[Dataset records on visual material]
** BEGIN **
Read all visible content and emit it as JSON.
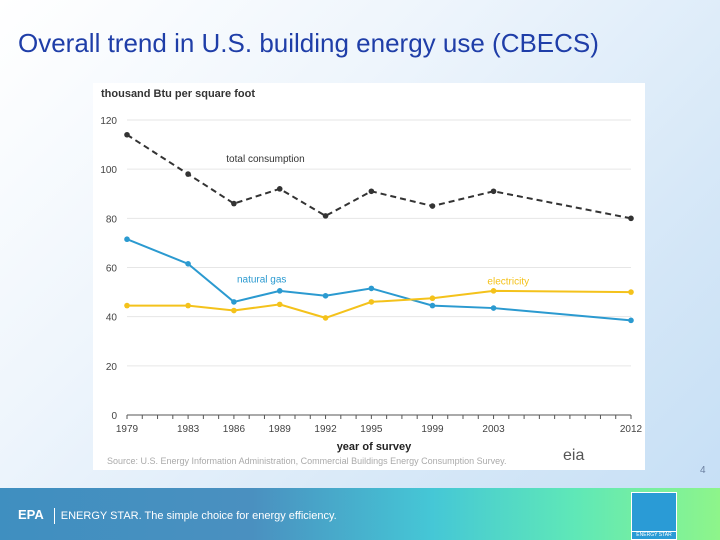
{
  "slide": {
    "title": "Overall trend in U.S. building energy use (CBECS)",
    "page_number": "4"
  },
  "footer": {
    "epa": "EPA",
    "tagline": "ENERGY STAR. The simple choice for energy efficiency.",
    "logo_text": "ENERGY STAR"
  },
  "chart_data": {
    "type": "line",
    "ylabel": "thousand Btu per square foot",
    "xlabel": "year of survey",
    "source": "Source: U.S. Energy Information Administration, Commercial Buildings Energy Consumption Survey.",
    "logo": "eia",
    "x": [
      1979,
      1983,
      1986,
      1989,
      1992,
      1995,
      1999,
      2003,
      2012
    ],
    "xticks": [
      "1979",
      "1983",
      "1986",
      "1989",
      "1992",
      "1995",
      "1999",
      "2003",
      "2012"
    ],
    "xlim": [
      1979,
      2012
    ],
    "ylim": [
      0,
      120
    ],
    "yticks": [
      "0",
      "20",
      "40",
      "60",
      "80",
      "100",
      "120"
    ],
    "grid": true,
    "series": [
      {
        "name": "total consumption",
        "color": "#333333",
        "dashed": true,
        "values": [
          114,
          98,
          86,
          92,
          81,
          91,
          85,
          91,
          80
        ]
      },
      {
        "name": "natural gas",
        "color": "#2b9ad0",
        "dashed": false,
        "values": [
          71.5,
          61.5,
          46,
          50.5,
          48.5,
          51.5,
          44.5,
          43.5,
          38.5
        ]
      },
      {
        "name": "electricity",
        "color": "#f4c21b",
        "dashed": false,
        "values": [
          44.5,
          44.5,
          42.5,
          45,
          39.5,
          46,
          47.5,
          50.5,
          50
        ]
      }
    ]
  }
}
** END **
_Work instructions_: Omit the pictures, then output the rest of the listing exactly.

_Result of this exercise_:
Read all visible content and emit it as JSON.
{
  "slide": {
    "title": "Overall trend in U.S. building energy use (CBECS)",
    "page_number": "4"
  },
  "footer": {
    "epa": "EPA",
    "tagline": "ENERGY STAR. The simple choice for energy efficiency.",
    "logo_text": "ENERGY STAR"
  },
  "chart_data": {
    "type": "line",
    "ylabel": "thousand Btu per square foot",
    "xlabel": "year of survey",
    "source": "Source: U.S. Energy Information Administration, Commercial Buildings Energy Consumption Survey.",
    "logo": "eia",
    "x": [
      1979,
      1983,
      1986,
      1989,
      1992,
      1995,
      1999,
      2003,
      2012
    ],
    "xticks": [
      "1979",
      "1983",
      "1986",
      "1989",
      "1992",
      "1995",
      "1999",
      "2003",
      "2012"
    ],
    "xlim": [
      1979,
      2012
    ],
    "ylim": [
      0,
      120
    ],
    "yticks": [
      "0",
      "20",
      "40",
      "60",
      "80",
      "100",
      "120"
    ],
    "grid": true,
    "series": [
      {
        "name": "total consumption",
        "color": "#333333",
        "dashed": true,
        "values": [
          114,
          98,
          86,
          92,
          81,
          91,
          85,
          91,
          80
        ]
      },
      {
        "name": "natural gas",
        "color": "#2b9ad0",
        "dashed": false,
        "values": [
          71.5,
          61.5,
          46,
          50.5,
          48.5,
          51.5,
          44.5,
          43.5,
          38.5
        ]
      },
      {
        "name": "electricity",
        "color": "#f4c21b",
        "dashed": false,
        "values": [
          44.5,
          44.5,
          42.5,
          45,
          39.5,
          46,
          47.5,
          50.5,
          50
        ]
      }
    ]
  }
}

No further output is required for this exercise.